Collected data
************

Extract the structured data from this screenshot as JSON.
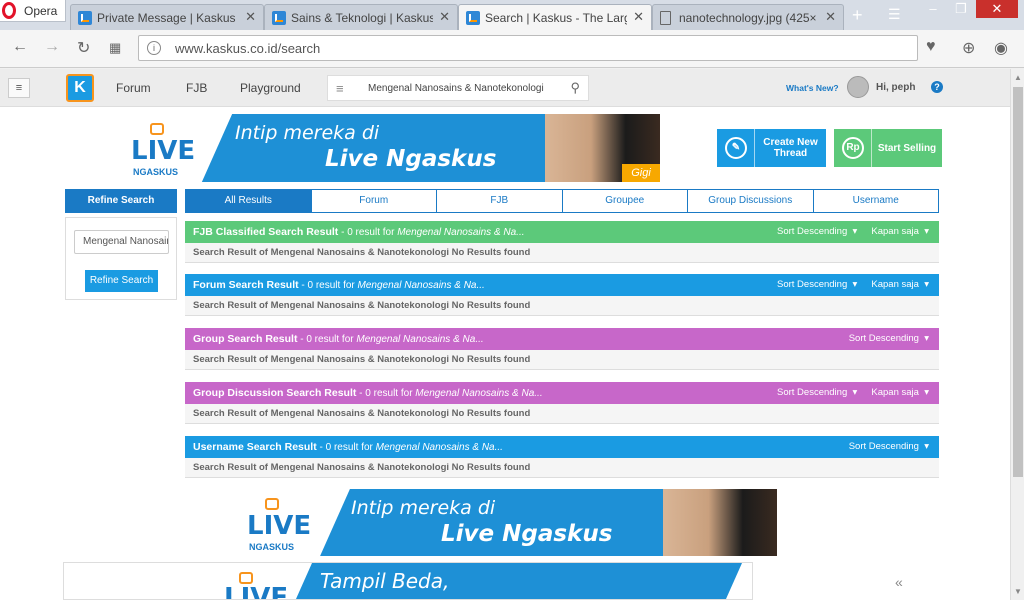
{
  "browser": {
    "opera_label": "Opera",
    "tabs": [
      {
        "title": "Private Message | Kaskus - ",
        "icon": "kaskus-favicon"
      },
      {
        "title": "Sains & Teknologi | Kaskus",
        "icon": "kaskus-favicon"
      },
      {
        "title": "Search | Kaskus - The Large",
        "icon": "kaskus-favicon"
      },
      {
        "title": "nanotechnology.jpg (425×",
        "icon": "document-icon"
      }
    ],
    "new_tab": "+",
    "url": "www.kaskus.co.id/search"
  },
  "header": {
    "menu": [
      "Forum",
      "FJB",
      "Playground"
    ],
    "search_value": "Mengenal Nanosains & Nanotekonologi",
    "whats_new": "What's New?",
    "greeting": "Hi, peph",
    "help": "?"
  },
  "banner": {
    "live": "LIVE",
    "ngaskus": "NGASKUS",
    "line1": "Intip mereka di",
    "line2": "Live Ngaskus",
    "name": "Gigi"
  },
  "banner_bottom": {
    "line1": "Tampil Beda,"
  },
  "actions": {
    "create": "Create New Thread",
    "sell": "Start Selling",
    "sell_icon": "Rp"
  },
  "sidebar": {
    "heading": "Refine Search",
    "input_value": "Mengenal Nanosains",
    "button": "Refine Search"
  },
  "tabs": [
    "All Results",
    "Forum",
    "FJB",
    "Groupee",
    "Group Discussions",
    "Username"
  ],
  "results": [
    {
      "title": "FJB Classified Search Result",
      "count": " - 0 result for ",
      "query": "Mengenal Nanosains & Na...",
      "sort": "Sort Descending",
      "time": "Kapan saja",
      "message": "Search Result of Mengenal Nanosains & Nanotekonologi No Results found",
      "color": "#5cc97a"
    },
    {
      "title": "Forum Search Result",
      "count": " - 0 result for ",
      "query": "Mengenal Nanosains & Na...",
      "sort": "Sort Descending",
      "time": "Kapan saja",
      "message": "Search Result of Mengenal Nanosains & Nanotekonologi No Results found",
      "color": "#1a9be2"
    },
    {
      "title": "Group Search Result",
      "count": " - 0 result for ",
      "query": "Mengenal Nanosains & Na...",
      "sort": "Sort Descending",
      "time": "",
      "message": "Search Result of Mengenal Nanosains & Nanotekonologi No Results found",
      "color": "#c767c9"
    },
    {
      "title": "Group Discussion Search Result",
      "count": " - 0 result for ",
      "query": "Mengenal Nanosains & Na...",
      "sort": "Sort Descending",
      "time": "Kapan saja",
      "message": "Search Result of Mengenal Nanosains & Nanotekonologi No Results found",
      "color": "#c767c9"
    },
    {
      "title": "Username Search Result",
      "count": " - 0 result for ",
      "query": "Mengenal Nanosains & Na...",
      "sort": "Sort Descending",
      "time": "",
      "message": "Search Result of Mengenal Nanosains & Nanotekonologi No Results found",
      "color": "#1a9be2"
    }
  ]
}
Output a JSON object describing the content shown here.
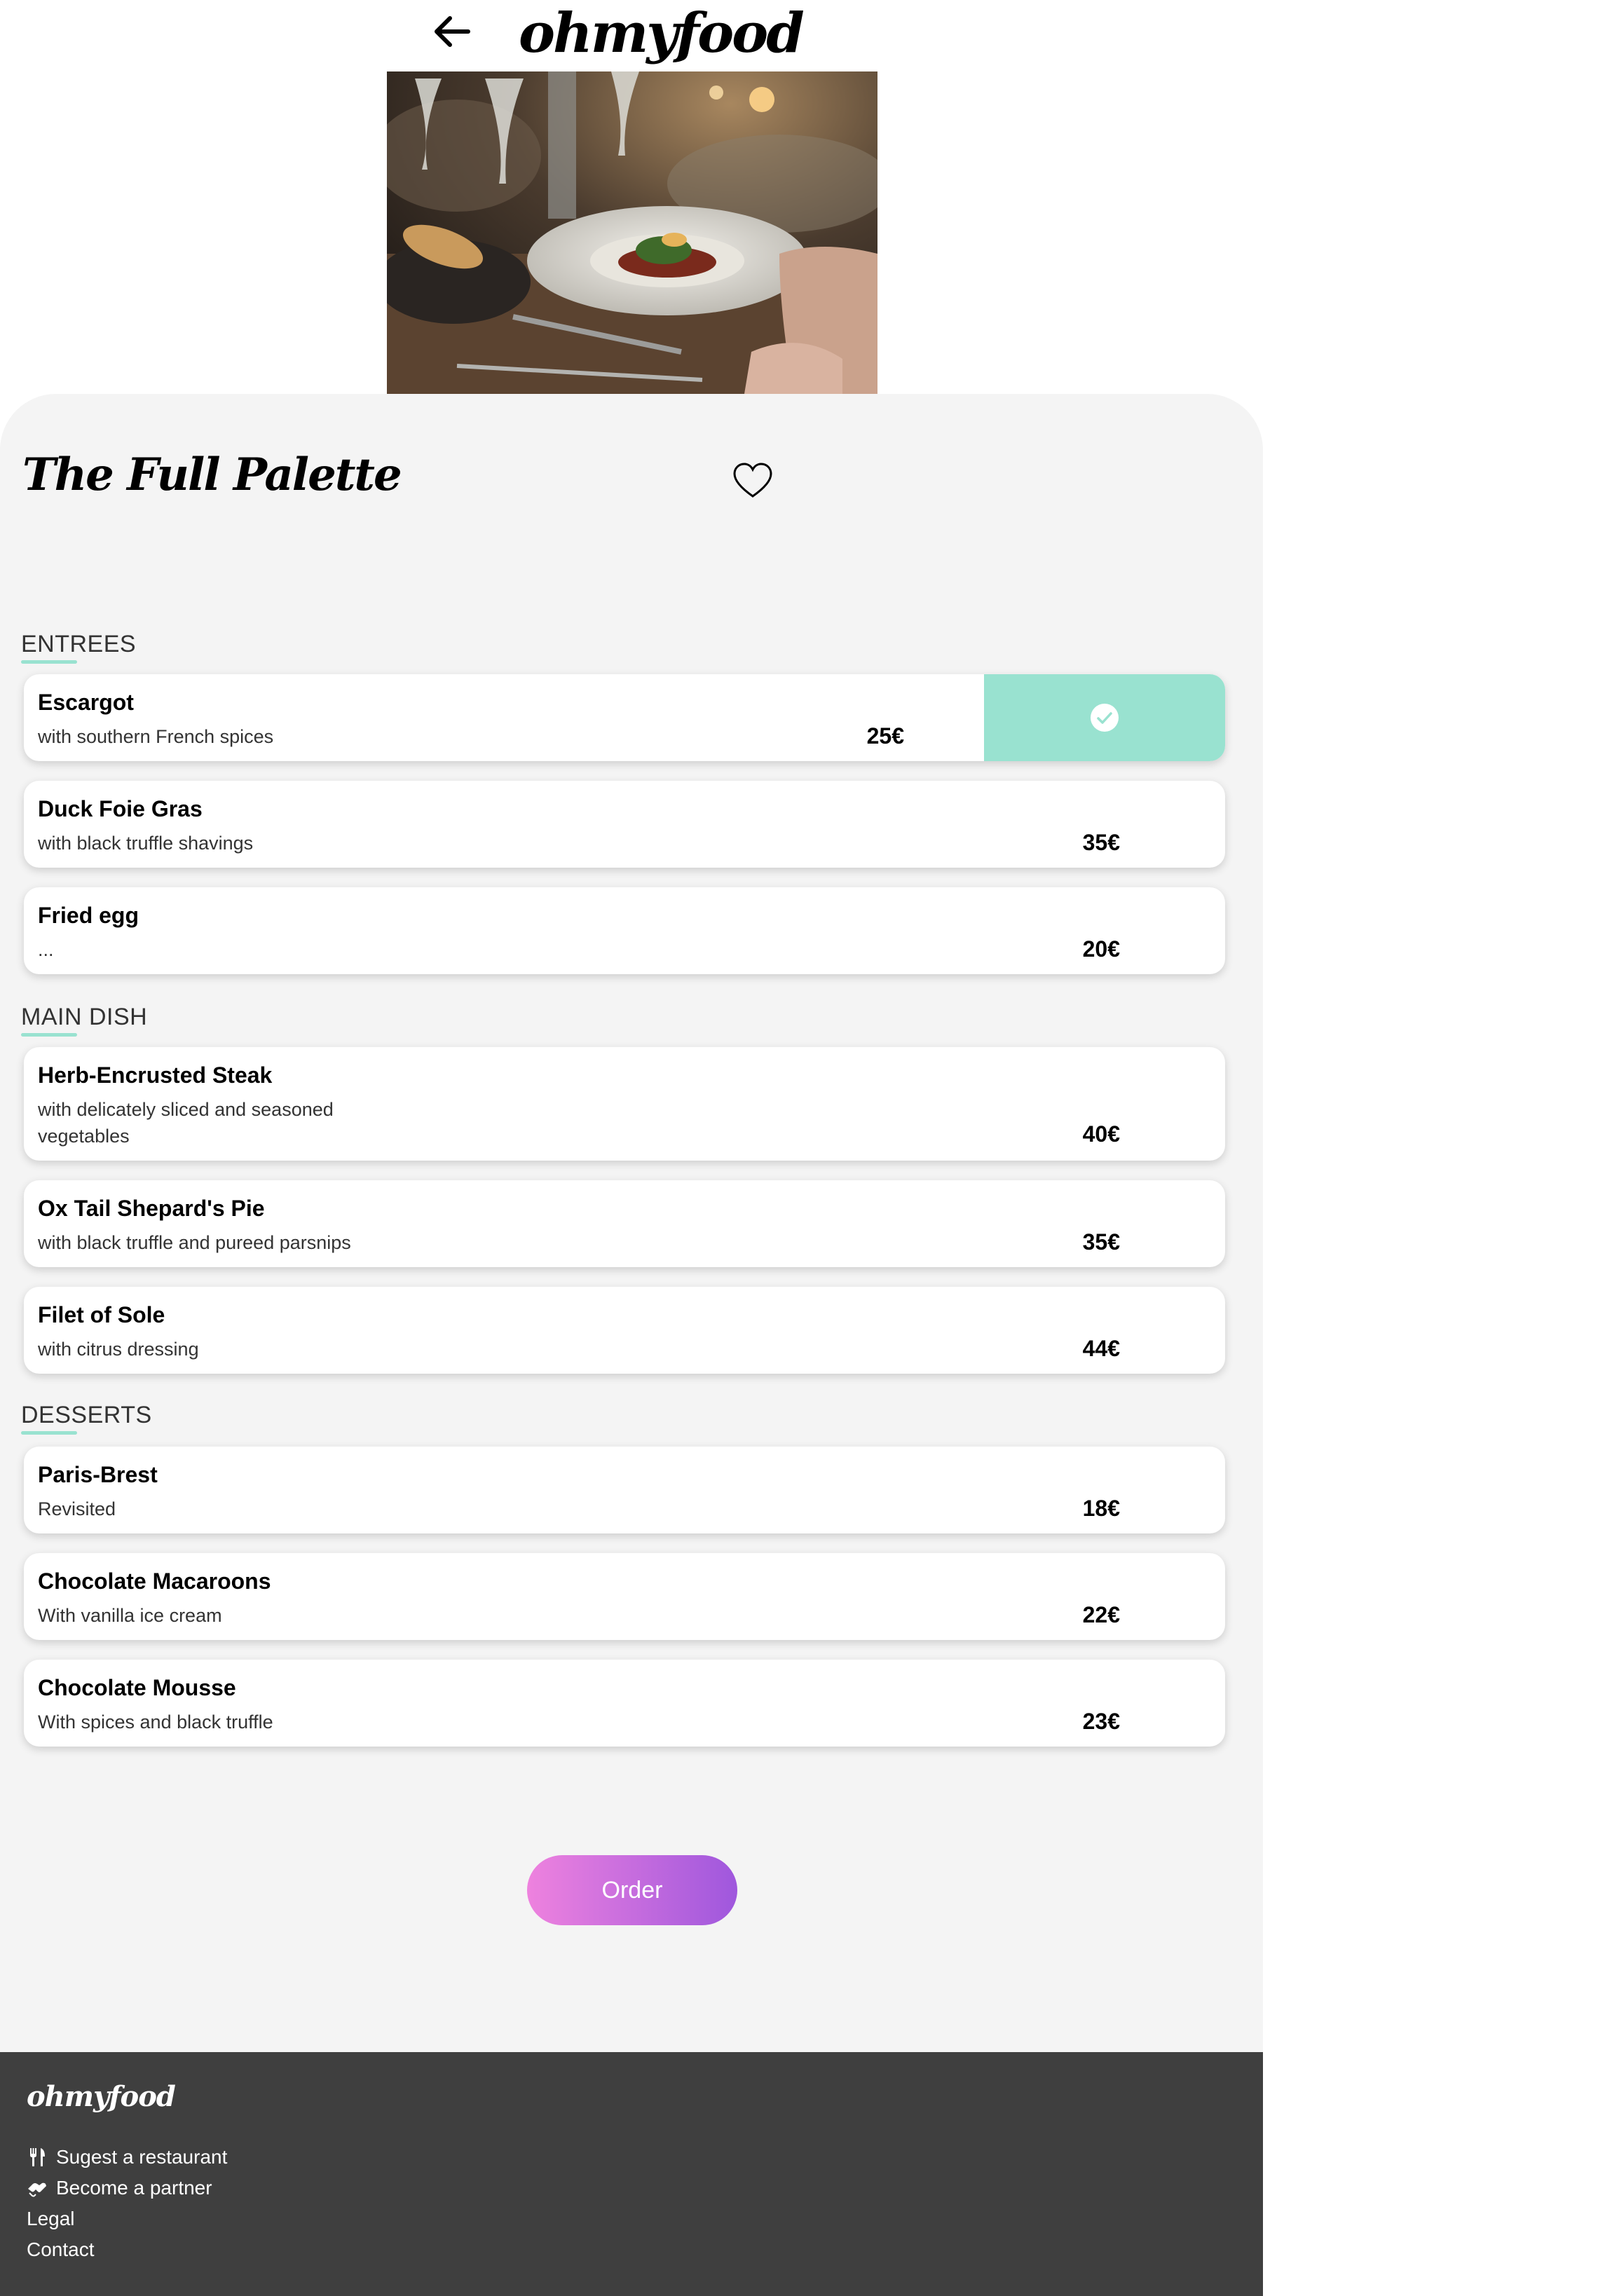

************

== What is asked ==
Scan the listing above and identify each line holding the string "Username"; copy every such line.

== Task response ==
    "Username"
      "title": "Username Search Result",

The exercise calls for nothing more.